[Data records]
◆ ◆ ◆

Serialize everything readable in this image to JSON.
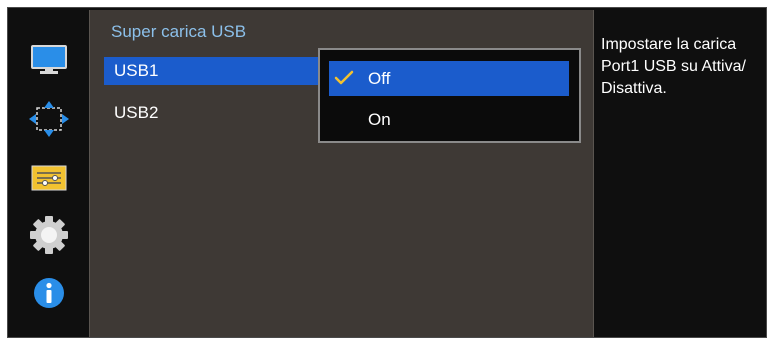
{
  "sidebar": {
    "items": [
      {
        "icon": "monitor-icon",
        "name": "picture"
      },
      {
        "icon": "move-arrows-icon",
        "name": "onscreen-display"
      },
      {
        "icon": "settings-sliders-icon",
        "name": "system"
      },
      {
        "icon": "gear-icon",
        "name": "support"
      },
      {
        "icon": "info-icon",
        "name": "information"
      }
    ]
  },
  "main": {
    "title": "Super carica USB",
    "items": [
      {
        "label": "USB1",
        "selected": true
      },
      {
        "label": "USB2",
        "selected": false
      }
    ]
  },
  "dropdown": {
    "options": [
      {
        "label": "Off",
        "selected": true
      },
      {
        "label": "On",
        "selected": false
      }
    ]
  },
  "help": {
    "text": "Impostare la carica Port1 USB su Attiva/ Disattiva."
  },
  "colors": {
    "accent": "#1b5ccc",
    "title": "#8cc0ea",
    "check": "#f2c230"
  }
}
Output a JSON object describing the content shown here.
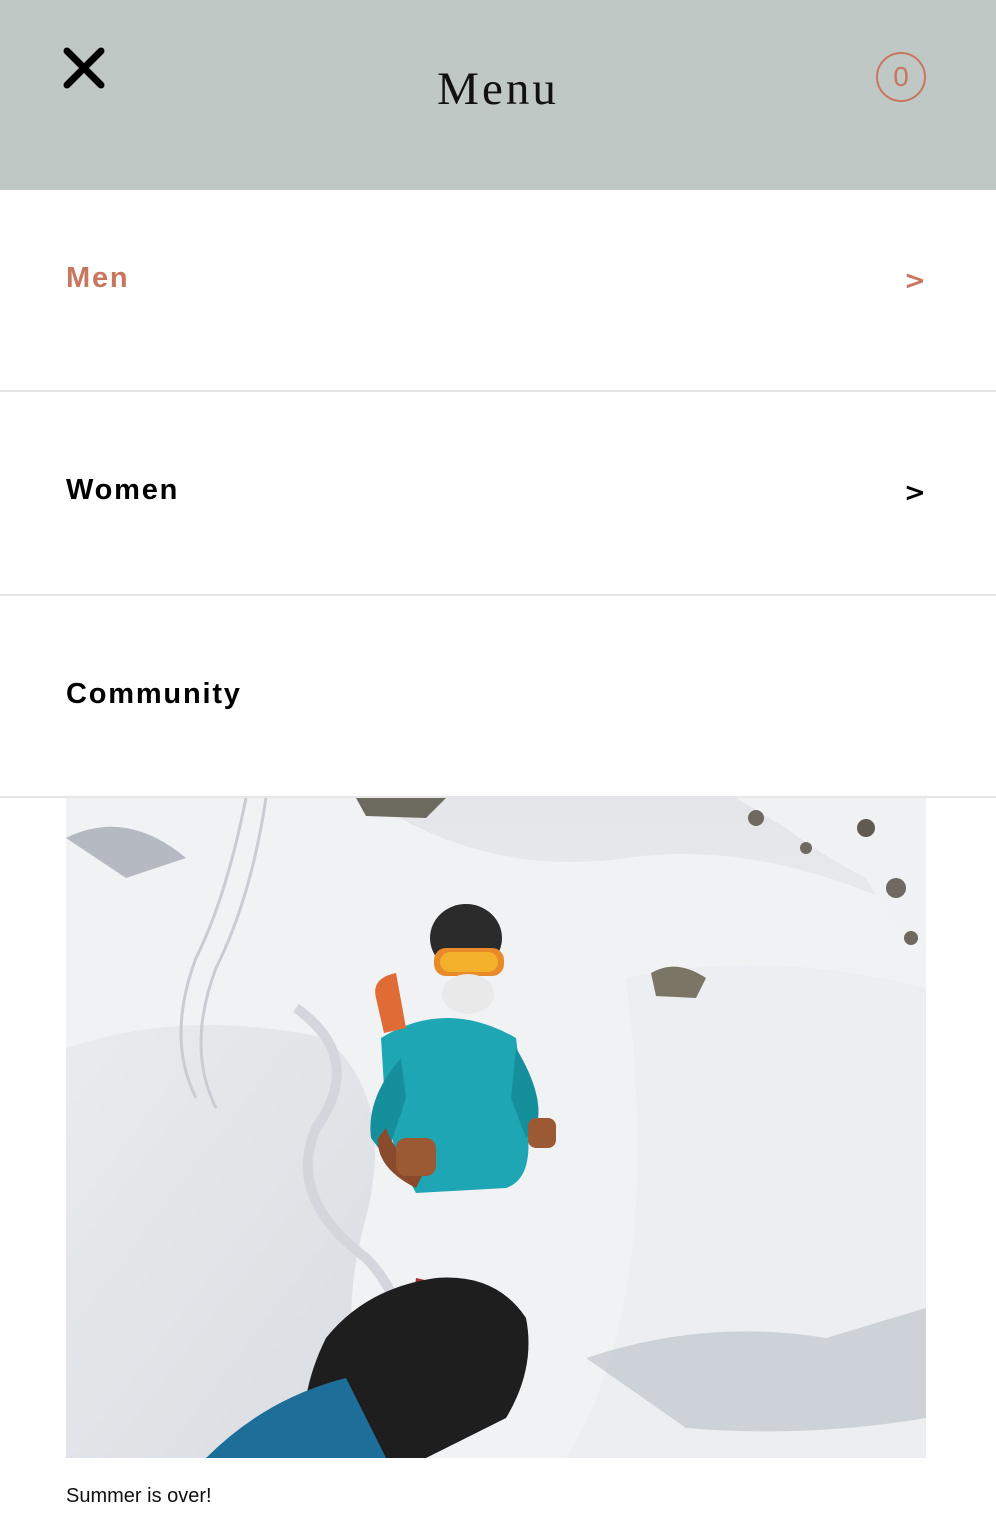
{
  "header": {
    "title": "Menu",
    "close_icon": "close-icon",
    "cart_count": "0",
    "background_color": "#bfc8c4",
    "accent_color": "#c9765e"
  },
  "nav": {
    "items": [
      {
        "label": "Men",
        "chevron": ">",
        "active": true
      },
      {
        "label": "Women",
        "chevron": ">",
        "active": false
      },
      {
        "label": "Community",
        "chevron": "",
        "active": false
      }
    ]
  },
  "promo": {
    "caption": "Summer is over!"
  }
}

◆ ◆ ◆

Your task is to copy word for word the lines from the line containing "Output a JSON" to the end of the listing, both included, and to drop any pictures.

### FULL OUTPUT
Output a JSON object describing the content shown here.
{
  "header": {
    "title": "Menu",
    "close_icon": "close-icon",
    "cart_count": "0",
    "background_color": "#bfc8c4",
    "accent_color": "#c9765e"
  },
  "nav": {
    "items": [
      {
        "label": "Men",
        "chevron": ">",
        "active": true
      },
      {
        "label": "Women",
        "chevron": ">",
        "active": false
      },
      {
        "label": "Community",
        "chevron": "",
        "active": false
      }
    ]
  },
  "promo": {
    "caption": "Summer is over!"
  }
}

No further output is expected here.